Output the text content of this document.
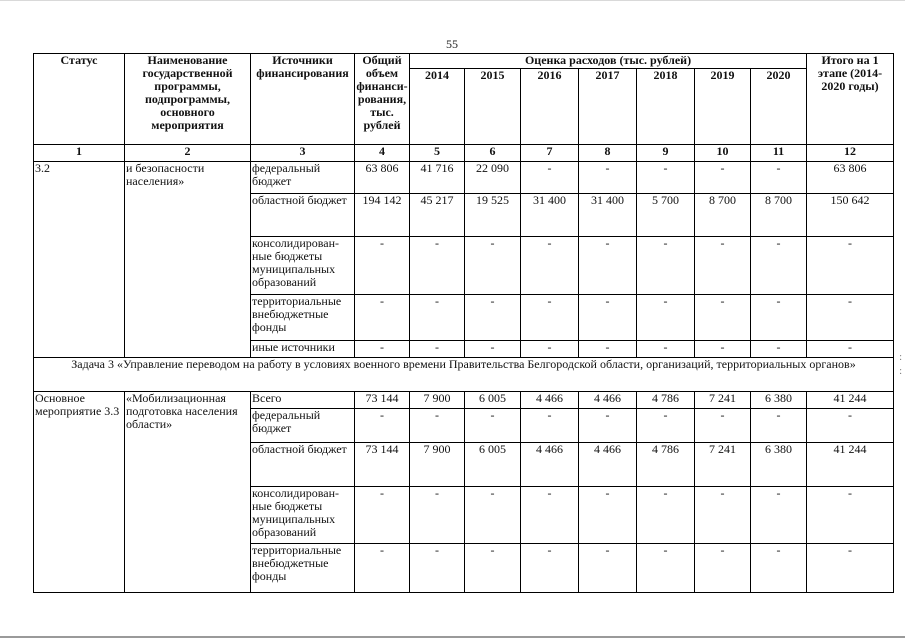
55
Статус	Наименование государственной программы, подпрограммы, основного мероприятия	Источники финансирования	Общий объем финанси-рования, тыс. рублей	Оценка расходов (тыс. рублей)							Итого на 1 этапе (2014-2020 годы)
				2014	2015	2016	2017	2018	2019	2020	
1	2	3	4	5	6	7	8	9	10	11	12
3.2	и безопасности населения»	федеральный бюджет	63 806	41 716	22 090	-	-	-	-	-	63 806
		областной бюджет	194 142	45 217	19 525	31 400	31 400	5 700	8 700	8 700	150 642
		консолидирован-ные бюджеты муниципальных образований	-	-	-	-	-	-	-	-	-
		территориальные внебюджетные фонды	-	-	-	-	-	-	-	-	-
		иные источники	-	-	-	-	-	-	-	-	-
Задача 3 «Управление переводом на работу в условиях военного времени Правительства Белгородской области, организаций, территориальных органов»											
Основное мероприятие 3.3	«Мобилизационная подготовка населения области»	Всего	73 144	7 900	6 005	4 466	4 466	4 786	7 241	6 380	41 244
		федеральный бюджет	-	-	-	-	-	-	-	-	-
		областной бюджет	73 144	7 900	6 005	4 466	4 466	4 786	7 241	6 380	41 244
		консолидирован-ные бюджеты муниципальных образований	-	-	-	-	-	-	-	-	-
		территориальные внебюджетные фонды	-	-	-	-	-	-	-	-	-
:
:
────────────────────────────────────────
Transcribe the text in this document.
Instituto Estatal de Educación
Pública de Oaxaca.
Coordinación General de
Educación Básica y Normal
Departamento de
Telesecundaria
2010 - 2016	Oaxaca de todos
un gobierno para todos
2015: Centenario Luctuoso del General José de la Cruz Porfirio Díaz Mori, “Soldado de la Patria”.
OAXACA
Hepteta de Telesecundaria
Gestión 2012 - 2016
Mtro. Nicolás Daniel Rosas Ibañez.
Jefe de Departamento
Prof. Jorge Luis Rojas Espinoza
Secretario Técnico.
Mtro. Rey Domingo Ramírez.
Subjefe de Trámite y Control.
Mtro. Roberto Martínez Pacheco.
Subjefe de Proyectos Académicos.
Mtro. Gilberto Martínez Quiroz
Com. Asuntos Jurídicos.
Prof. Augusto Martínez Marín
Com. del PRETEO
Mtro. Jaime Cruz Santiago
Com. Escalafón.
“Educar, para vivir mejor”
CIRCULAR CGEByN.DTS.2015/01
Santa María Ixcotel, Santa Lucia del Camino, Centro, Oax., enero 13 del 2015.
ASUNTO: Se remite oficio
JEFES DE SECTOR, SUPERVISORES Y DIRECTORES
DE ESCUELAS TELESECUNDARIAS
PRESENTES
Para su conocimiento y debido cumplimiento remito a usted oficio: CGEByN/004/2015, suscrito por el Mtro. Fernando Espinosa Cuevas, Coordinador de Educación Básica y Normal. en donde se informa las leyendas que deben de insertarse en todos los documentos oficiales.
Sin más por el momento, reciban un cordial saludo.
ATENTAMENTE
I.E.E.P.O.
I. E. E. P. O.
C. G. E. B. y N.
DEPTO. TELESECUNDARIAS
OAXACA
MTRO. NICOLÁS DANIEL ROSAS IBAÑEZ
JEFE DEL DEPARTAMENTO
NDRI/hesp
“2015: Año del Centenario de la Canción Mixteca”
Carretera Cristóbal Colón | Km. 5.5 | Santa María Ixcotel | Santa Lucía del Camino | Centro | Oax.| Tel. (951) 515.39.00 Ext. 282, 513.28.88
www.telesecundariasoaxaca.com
────────────────────────────────────────
**DESCRIPTION OF THE TASK**
Scan the lines above for "населения", then copy every one that has it.

**FULL ANSWER**
3.2	и безопасности населения»	федеральный бюджет	63 806	41 716	22 090	-	-	-	-	-	63 806
Основное мероприятие 3.3	«Мобилизационная подготовка населения области»	Всего	73 144	7 900	6 005	4 466	4 466	4 786	7 241	6 380	41 244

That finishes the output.